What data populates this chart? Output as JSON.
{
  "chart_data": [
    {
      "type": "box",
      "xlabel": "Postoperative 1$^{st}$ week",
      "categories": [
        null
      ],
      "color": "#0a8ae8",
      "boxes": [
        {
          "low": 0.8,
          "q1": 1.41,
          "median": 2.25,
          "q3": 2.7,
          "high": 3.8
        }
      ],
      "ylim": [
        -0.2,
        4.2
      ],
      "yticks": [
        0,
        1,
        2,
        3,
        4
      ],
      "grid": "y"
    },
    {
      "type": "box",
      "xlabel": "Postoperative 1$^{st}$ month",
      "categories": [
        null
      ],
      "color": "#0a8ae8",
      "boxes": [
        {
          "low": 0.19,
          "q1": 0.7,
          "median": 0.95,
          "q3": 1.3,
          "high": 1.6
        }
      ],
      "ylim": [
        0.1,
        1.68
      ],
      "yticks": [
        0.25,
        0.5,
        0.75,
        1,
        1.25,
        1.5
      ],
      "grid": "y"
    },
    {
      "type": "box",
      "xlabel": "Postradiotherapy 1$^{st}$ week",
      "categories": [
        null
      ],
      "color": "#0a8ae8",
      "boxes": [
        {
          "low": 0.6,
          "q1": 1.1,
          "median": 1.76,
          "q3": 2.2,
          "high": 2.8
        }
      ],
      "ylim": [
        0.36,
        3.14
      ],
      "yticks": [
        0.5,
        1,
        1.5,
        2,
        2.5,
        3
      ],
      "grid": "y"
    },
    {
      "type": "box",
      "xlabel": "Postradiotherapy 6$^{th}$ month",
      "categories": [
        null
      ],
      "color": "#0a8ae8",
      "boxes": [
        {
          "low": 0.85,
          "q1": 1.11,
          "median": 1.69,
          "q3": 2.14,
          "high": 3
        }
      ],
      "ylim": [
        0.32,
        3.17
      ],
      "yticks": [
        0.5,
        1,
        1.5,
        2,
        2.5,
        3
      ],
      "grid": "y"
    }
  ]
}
○ ○ ○ ○
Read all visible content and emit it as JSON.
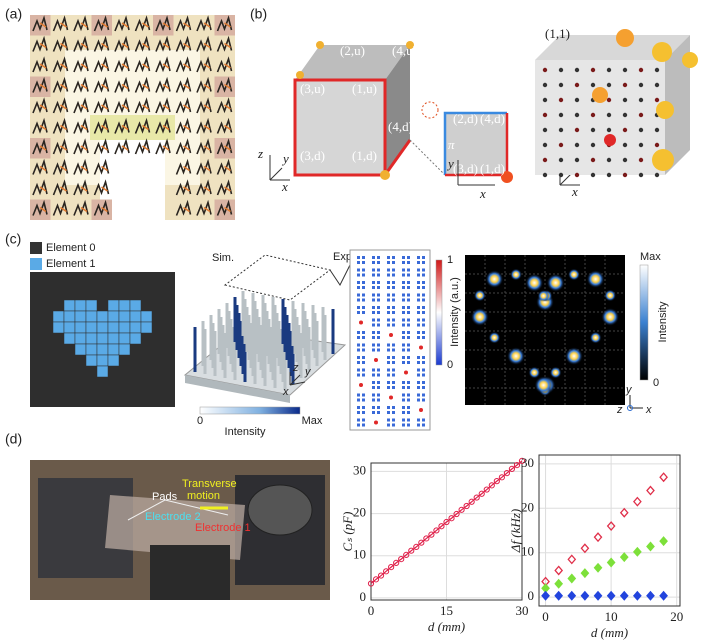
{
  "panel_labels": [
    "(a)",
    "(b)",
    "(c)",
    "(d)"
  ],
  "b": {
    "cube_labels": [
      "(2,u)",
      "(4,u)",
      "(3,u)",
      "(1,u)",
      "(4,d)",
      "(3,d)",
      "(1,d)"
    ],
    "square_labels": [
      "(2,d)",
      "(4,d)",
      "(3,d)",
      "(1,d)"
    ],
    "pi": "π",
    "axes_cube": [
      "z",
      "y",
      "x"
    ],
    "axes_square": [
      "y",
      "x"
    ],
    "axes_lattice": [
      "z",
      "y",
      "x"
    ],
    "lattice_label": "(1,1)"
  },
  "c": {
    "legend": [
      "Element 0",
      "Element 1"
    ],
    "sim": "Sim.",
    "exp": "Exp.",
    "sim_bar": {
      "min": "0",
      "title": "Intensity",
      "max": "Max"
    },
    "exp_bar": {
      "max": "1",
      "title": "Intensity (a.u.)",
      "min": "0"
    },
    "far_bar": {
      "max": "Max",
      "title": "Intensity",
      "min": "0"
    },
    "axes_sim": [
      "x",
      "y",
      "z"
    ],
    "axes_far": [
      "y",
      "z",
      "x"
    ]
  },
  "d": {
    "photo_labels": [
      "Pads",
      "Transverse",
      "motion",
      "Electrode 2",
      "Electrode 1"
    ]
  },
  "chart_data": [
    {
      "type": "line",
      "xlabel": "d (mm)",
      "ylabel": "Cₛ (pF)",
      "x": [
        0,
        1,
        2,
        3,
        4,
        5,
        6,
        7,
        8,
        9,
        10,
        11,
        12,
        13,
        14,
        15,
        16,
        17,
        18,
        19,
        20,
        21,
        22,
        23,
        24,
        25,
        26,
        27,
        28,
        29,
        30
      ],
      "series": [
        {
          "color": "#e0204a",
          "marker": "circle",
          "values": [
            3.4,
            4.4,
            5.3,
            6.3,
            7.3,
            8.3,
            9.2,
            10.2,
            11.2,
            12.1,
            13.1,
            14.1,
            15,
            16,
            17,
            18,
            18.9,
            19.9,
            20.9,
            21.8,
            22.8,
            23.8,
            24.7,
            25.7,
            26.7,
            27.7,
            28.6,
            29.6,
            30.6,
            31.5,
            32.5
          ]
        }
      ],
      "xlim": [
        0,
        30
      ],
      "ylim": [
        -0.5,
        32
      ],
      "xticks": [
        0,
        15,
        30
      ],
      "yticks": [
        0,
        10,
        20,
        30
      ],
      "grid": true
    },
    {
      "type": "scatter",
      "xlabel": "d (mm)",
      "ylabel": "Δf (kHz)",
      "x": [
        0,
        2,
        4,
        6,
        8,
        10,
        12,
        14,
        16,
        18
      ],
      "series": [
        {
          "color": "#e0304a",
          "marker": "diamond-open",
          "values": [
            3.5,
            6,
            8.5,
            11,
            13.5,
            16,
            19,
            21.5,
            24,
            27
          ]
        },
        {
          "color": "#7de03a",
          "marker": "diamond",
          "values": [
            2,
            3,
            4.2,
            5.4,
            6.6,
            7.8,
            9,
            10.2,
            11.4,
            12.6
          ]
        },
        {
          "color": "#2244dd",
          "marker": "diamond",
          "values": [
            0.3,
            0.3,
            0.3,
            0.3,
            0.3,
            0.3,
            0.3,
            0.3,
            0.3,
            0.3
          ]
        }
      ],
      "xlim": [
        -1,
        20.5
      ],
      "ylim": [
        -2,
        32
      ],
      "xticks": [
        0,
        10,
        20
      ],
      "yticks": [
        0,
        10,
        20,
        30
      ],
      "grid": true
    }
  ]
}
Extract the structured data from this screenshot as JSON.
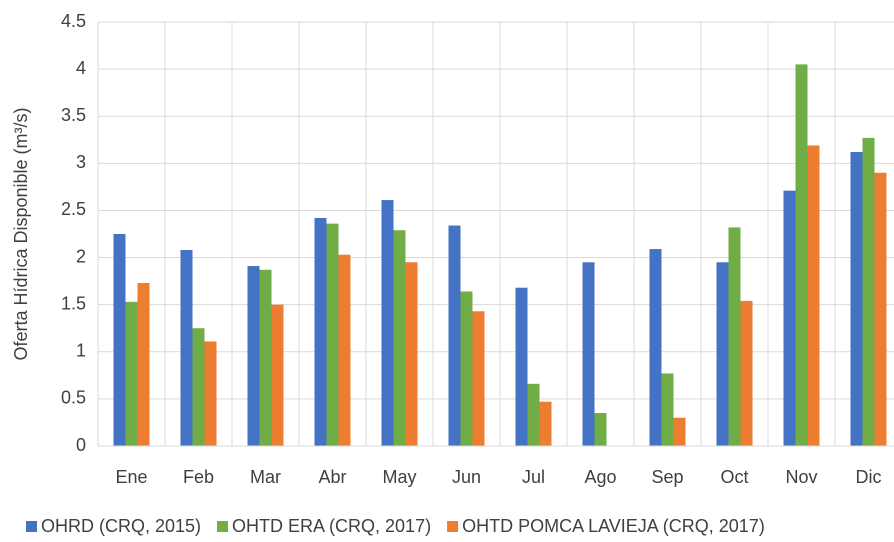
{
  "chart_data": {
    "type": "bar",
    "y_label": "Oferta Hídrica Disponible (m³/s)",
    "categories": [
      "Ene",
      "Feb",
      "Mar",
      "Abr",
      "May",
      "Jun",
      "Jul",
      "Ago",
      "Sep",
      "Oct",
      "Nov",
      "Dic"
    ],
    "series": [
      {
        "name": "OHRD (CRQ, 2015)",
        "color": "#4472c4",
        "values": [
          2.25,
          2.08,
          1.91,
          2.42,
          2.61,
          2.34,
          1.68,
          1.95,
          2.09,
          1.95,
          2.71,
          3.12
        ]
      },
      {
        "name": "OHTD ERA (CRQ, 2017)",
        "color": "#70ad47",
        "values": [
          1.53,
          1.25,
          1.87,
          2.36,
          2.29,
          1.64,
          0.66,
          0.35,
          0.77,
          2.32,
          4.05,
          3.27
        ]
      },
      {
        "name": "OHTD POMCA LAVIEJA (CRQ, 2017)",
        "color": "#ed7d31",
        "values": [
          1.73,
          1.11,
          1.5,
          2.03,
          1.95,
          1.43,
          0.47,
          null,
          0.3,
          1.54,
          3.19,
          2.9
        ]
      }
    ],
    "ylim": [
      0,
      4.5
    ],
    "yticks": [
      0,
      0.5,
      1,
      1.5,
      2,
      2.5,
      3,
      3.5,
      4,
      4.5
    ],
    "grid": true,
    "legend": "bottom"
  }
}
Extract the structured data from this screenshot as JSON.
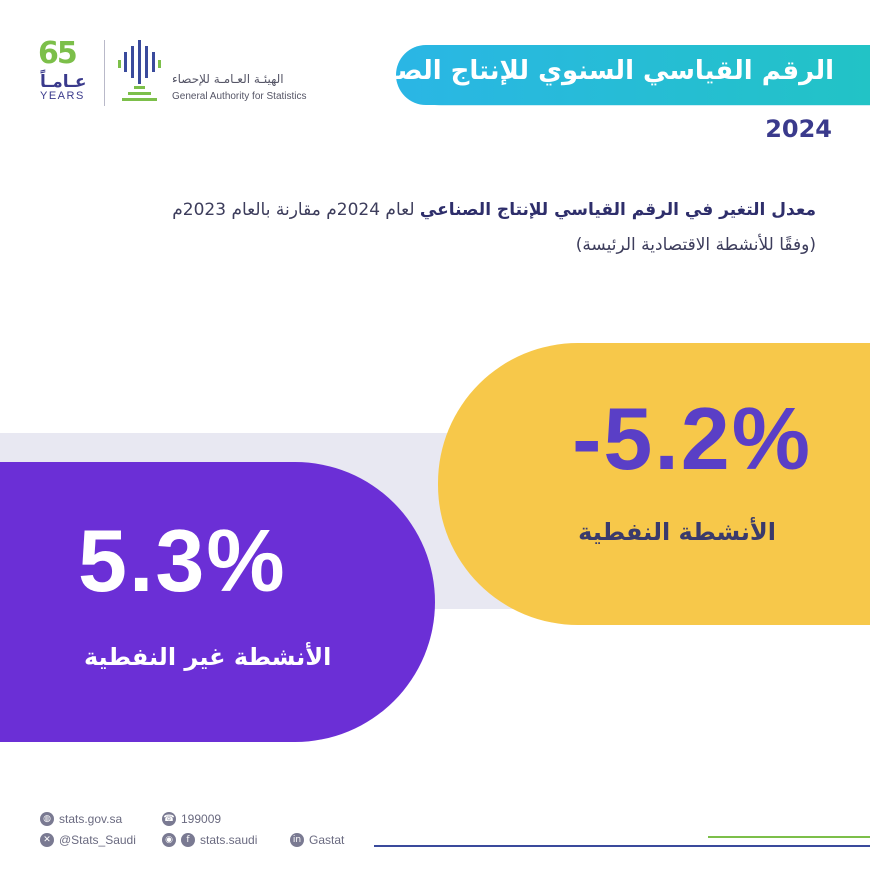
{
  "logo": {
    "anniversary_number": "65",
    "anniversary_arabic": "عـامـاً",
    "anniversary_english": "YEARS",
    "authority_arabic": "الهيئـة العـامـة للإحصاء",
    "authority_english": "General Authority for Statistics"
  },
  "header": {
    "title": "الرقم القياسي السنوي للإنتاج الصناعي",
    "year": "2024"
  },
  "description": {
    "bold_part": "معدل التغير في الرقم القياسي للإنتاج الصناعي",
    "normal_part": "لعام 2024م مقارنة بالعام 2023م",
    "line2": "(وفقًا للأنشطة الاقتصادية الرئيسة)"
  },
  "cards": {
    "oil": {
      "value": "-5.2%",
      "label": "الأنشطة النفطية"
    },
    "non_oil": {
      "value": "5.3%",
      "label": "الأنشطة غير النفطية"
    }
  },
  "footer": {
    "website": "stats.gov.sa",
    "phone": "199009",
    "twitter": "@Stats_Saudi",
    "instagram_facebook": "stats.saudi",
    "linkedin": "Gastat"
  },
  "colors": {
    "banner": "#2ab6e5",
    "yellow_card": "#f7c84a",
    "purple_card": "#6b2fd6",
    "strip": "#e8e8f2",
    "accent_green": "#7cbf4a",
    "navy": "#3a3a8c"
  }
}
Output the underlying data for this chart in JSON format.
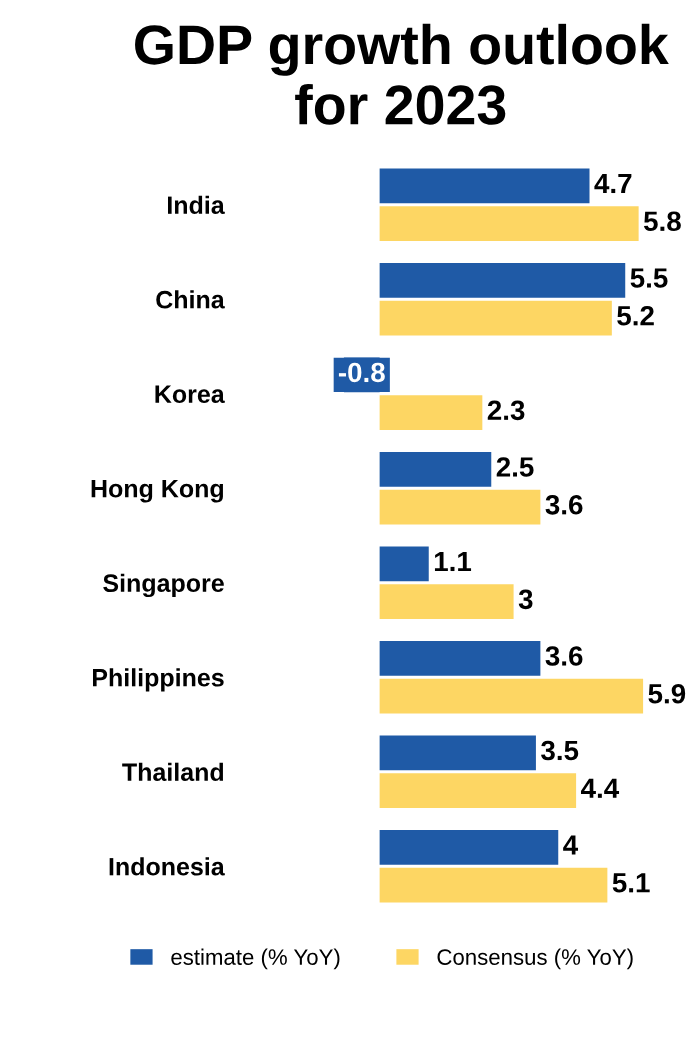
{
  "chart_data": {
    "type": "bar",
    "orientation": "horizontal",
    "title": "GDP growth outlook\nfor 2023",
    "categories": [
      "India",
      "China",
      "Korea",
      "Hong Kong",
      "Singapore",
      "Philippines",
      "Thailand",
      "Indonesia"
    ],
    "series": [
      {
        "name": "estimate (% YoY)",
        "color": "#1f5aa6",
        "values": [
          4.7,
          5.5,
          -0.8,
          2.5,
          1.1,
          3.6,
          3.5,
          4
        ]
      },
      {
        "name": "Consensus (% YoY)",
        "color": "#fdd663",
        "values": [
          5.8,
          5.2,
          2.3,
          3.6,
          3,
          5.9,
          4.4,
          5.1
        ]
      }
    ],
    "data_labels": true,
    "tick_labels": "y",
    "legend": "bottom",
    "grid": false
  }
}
○ ○ ○ ○
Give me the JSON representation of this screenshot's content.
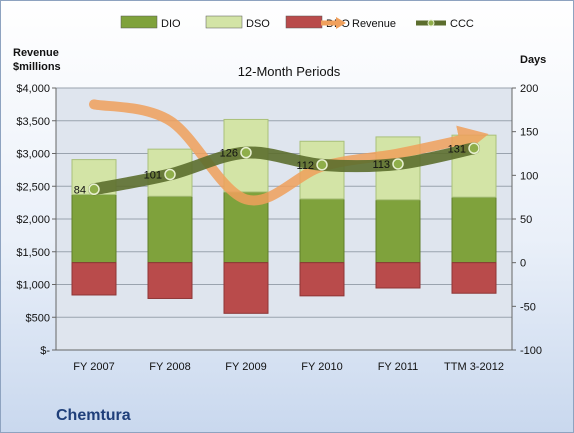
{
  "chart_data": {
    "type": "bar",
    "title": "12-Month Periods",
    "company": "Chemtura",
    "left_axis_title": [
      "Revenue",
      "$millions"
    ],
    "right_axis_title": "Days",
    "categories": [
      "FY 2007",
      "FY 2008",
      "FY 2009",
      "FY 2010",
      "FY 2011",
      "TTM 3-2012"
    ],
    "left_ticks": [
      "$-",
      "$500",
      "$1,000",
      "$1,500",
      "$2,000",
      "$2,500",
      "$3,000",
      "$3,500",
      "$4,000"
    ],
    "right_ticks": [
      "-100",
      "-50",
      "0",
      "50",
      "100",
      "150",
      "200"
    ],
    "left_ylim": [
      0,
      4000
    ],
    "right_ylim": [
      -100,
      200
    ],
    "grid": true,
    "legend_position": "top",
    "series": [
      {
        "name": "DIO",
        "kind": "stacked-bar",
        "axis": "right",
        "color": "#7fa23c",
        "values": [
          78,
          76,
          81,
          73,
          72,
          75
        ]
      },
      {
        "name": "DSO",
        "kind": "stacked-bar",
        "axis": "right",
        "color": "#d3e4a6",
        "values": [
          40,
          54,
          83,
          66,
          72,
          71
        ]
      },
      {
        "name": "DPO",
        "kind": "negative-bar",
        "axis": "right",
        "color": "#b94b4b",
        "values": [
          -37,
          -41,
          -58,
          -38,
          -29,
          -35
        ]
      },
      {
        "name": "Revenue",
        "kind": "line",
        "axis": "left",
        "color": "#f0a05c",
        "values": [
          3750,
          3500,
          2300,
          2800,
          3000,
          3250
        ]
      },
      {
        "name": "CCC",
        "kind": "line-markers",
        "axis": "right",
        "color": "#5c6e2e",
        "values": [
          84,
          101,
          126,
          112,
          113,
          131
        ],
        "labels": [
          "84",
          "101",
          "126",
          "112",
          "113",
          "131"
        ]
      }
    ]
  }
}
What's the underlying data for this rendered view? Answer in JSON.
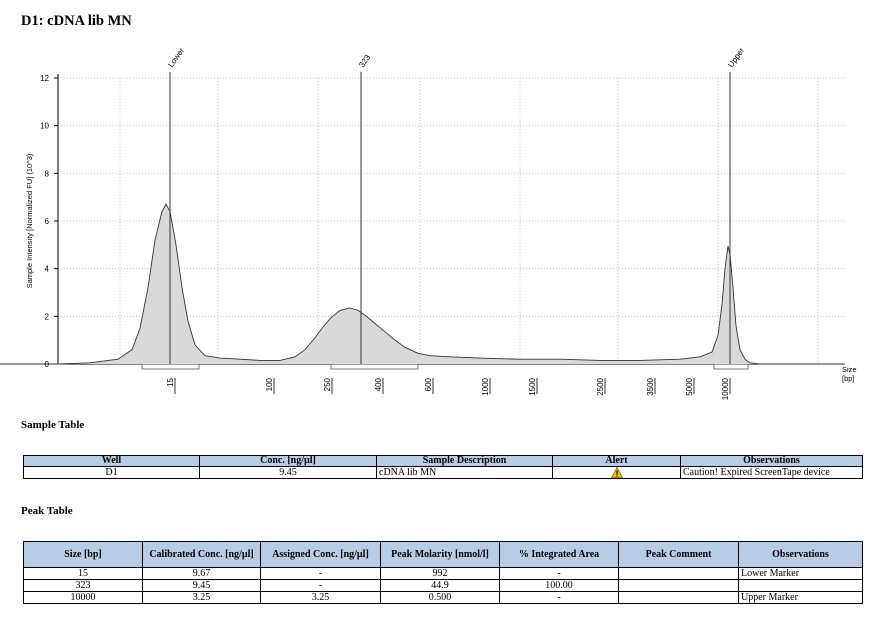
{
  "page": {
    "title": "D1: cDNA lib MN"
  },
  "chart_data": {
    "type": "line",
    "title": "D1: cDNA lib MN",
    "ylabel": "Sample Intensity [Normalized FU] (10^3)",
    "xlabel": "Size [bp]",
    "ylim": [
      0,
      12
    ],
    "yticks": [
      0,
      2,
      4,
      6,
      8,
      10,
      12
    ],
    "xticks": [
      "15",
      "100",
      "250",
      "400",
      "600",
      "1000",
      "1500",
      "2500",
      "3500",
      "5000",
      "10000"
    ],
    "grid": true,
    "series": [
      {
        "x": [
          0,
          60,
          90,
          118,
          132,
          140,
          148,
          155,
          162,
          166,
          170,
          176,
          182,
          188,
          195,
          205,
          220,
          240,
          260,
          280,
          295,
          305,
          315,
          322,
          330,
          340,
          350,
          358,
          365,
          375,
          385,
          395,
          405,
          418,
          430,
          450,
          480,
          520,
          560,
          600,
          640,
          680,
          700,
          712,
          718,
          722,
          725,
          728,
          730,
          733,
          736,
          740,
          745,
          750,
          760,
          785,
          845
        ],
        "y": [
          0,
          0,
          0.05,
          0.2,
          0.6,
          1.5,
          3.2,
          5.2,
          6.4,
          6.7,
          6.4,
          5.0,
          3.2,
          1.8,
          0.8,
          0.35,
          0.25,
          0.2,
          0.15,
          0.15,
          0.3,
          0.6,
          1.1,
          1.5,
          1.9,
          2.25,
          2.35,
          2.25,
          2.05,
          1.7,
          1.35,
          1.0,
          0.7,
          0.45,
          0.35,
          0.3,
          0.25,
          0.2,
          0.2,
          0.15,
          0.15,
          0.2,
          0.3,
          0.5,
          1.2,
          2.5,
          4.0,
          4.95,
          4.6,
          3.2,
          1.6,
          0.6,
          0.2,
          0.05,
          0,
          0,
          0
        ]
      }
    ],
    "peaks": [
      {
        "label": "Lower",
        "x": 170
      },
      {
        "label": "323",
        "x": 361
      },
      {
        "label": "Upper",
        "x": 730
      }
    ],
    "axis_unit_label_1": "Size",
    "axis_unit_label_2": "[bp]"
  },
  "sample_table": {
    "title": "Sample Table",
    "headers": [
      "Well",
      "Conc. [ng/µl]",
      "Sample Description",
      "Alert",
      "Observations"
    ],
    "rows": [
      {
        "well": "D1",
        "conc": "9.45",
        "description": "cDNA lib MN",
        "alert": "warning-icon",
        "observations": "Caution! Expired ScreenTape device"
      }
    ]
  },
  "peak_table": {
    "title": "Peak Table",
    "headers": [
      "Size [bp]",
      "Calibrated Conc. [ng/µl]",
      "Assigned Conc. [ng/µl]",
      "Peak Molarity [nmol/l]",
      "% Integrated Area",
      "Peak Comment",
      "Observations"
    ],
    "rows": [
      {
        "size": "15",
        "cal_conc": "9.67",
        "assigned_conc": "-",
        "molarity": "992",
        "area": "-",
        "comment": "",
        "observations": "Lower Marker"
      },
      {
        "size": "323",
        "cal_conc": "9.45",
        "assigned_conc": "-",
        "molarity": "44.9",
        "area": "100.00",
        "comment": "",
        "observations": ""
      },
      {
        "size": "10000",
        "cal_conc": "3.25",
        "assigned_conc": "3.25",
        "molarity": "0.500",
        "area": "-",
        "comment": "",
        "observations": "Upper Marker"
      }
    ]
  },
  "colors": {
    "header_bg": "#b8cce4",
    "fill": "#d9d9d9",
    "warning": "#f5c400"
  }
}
○ ○ ○ ○
▸ OBJECTIVE
State how many lines of the listing include "Postradiotherapy", and nothing more.

▸ COMPLETED TASK
2